BEGIN Rows
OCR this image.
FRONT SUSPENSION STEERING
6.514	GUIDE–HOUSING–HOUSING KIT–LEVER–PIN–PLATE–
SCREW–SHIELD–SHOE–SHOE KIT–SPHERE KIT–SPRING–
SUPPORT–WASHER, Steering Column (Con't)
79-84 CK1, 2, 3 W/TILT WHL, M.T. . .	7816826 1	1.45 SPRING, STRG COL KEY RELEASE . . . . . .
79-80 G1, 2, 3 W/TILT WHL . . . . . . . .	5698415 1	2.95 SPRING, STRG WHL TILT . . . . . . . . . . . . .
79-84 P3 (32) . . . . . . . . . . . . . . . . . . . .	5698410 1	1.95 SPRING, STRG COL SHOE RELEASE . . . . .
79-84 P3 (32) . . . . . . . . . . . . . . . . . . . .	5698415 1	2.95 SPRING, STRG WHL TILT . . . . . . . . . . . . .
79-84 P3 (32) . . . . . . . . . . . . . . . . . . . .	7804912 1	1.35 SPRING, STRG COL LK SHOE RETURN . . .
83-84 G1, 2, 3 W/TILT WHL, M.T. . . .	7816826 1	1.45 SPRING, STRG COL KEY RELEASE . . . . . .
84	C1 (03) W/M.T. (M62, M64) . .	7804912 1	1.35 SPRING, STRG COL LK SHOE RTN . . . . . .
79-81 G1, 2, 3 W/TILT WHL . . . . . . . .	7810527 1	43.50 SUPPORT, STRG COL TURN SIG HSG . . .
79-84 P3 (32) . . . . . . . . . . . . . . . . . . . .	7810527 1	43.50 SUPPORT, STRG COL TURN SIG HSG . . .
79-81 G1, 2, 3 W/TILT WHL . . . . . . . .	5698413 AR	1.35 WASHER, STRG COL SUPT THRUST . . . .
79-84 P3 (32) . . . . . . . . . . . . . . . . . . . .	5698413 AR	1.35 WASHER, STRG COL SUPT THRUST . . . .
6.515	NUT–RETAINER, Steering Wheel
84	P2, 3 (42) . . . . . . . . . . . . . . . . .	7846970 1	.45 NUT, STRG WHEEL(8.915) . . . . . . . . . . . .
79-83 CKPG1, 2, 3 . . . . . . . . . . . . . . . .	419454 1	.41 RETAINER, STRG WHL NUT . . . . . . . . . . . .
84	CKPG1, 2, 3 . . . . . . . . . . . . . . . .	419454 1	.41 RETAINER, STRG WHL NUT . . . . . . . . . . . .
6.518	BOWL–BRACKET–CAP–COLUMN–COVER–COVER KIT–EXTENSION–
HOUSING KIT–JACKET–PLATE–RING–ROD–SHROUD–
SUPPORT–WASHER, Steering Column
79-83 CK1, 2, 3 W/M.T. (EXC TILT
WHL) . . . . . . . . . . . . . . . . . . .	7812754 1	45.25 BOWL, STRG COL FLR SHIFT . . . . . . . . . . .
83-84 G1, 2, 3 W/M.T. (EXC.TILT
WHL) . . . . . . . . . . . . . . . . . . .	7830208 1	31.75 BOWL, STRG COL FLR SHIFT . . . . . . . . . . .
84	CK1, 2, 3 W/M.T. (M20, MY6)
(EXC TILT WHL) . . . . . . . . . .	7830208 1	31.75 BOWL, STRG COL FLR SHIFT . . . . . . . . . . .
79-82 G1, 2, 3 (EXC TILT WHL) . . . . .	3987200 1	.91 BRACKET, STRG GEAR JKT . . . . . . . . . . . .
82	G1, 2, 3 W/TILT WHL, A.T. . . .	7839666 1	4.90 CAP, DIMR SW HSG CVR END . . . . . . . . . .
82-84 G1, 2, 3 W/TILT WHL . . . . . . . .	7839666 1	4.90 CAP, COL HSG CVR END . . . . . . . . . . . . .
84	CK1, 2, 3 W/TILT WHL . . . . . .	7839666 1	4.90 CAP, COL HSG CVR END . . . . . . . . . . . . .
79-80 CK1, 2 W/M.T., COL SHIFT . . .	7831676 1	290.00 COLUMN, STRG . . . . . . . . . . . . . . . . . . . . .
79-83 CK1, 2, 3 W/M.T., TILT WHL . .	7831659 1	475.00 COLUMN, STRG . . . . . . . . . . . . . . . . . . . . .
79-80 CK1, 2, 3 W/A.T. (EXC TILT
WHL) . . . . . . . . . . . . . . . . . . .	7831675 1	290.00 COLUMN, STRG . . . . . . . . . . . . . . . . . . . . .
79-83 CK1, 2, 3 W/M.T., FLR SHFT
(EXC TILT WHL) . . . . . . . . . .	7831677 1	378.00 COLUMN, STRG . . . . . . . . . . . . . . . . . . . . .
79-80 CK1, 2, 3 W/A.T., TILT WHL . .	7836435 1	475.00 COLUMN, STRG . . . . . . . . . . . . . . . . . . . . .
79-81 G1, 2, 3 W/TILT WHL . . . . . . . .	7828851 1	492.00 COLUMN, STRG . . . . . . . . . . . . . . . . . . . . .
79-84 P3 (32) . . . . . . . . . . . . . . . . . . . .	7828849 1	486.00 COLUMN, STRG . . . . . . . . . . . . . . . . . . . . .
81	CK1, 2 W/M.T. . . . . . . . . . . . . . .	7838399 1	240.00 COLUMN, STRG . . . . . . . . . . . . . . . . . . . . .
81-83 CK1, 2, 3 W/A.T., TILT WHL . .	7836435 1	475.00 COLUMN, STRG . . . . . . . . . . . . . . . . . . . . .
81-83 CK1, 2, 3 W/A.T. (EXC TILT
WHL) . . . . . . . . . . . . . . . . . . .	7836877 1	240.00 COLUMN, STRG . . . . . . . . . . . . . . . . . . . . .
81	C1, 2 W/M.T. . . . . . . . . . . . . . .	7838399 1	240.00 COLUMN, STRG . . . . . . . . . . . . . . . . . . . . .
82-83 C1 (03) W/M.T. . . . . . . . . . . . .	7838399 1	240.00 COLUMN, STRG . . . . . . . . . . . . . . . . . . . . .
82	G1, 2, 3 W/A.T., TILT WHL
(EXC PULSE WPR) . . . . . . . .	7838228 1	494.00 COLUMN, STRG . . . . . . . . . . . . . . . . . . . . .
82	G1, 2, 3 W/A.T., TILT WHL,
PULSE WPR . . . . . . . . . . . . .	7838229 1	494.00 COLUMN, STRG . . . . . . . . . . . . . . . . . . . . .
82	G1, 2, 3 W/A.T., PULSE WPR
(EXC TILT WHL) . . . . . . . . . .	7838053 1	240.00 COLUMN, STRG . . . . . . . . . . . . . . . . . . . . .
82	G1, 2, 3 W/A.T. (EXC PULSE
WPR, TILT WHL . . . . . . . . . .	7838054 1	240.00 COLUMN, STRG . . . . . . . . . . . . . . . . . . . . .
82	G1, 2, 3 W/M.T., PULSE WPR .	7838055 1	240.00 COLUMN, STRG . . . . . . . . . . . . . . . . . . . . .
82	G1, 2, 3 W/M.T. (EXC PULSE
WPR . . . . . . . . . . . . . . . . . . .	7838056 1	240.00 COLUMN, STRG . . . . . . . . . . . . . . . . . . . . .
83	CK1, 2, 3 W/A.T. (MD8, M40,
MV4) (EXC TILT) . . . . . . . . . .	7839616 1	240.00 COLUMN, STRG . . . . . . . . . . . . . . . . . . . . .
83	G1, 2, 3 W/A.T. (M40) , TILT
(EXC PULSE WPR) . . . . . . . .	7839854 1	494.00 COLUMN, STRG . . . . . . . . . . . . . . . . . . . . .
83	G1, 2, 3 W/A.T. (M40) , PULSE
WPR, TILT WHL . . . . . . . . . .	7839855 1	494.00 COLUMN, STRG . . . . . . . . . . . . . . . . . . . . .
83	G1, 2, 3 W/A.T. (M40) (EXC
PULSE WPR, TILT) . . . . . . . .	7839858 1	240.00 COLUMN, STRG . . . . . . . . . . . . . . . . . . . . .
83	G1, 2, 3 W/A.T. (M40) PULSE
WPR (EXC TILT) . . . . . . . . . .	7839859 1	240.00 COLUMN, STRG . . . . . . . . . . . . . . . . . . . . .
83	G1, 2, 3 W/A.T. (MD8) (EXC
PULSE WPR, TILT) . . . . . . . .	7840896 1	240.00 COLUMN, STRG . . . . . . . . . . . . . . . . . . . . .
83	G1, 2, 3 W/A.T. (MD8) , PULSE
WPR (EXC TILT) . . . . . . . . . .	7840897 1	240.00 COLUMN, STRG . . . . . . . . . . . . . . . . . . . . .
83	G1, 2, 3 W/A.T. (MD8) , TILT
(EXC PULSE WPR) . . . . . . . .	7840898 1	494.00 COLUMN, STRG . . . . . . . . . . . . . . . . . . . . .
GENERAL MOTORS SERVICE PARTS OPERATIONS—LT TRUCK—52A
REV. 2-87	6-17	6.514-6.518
END Rows
■ **Direction**: From the listing above, collect each line in which the string "SHOE" appears.

■ **Result for this exercise**:
SCREW–SHIELD–SHOE–SHOE KIT–SPHERE KIT–SPRING–
79-84 P3 (32) . . . . . . . . . . . . . . . . . . . .	5698410 1	1.95 SPRING, STRG COL SHOE RELEASE . . . . .
79-84 P3 (32) . . . . . . . . . . . . . . . . . . . .	7804912 1	1.35 SPRING, STRG COL LK SHOE RETURN . . .
84	C1 (03) W/M.T. (M62, M64) . .	7804912 1	1.35 SPRING, STRG COL LK SHOE RTN . . . . . .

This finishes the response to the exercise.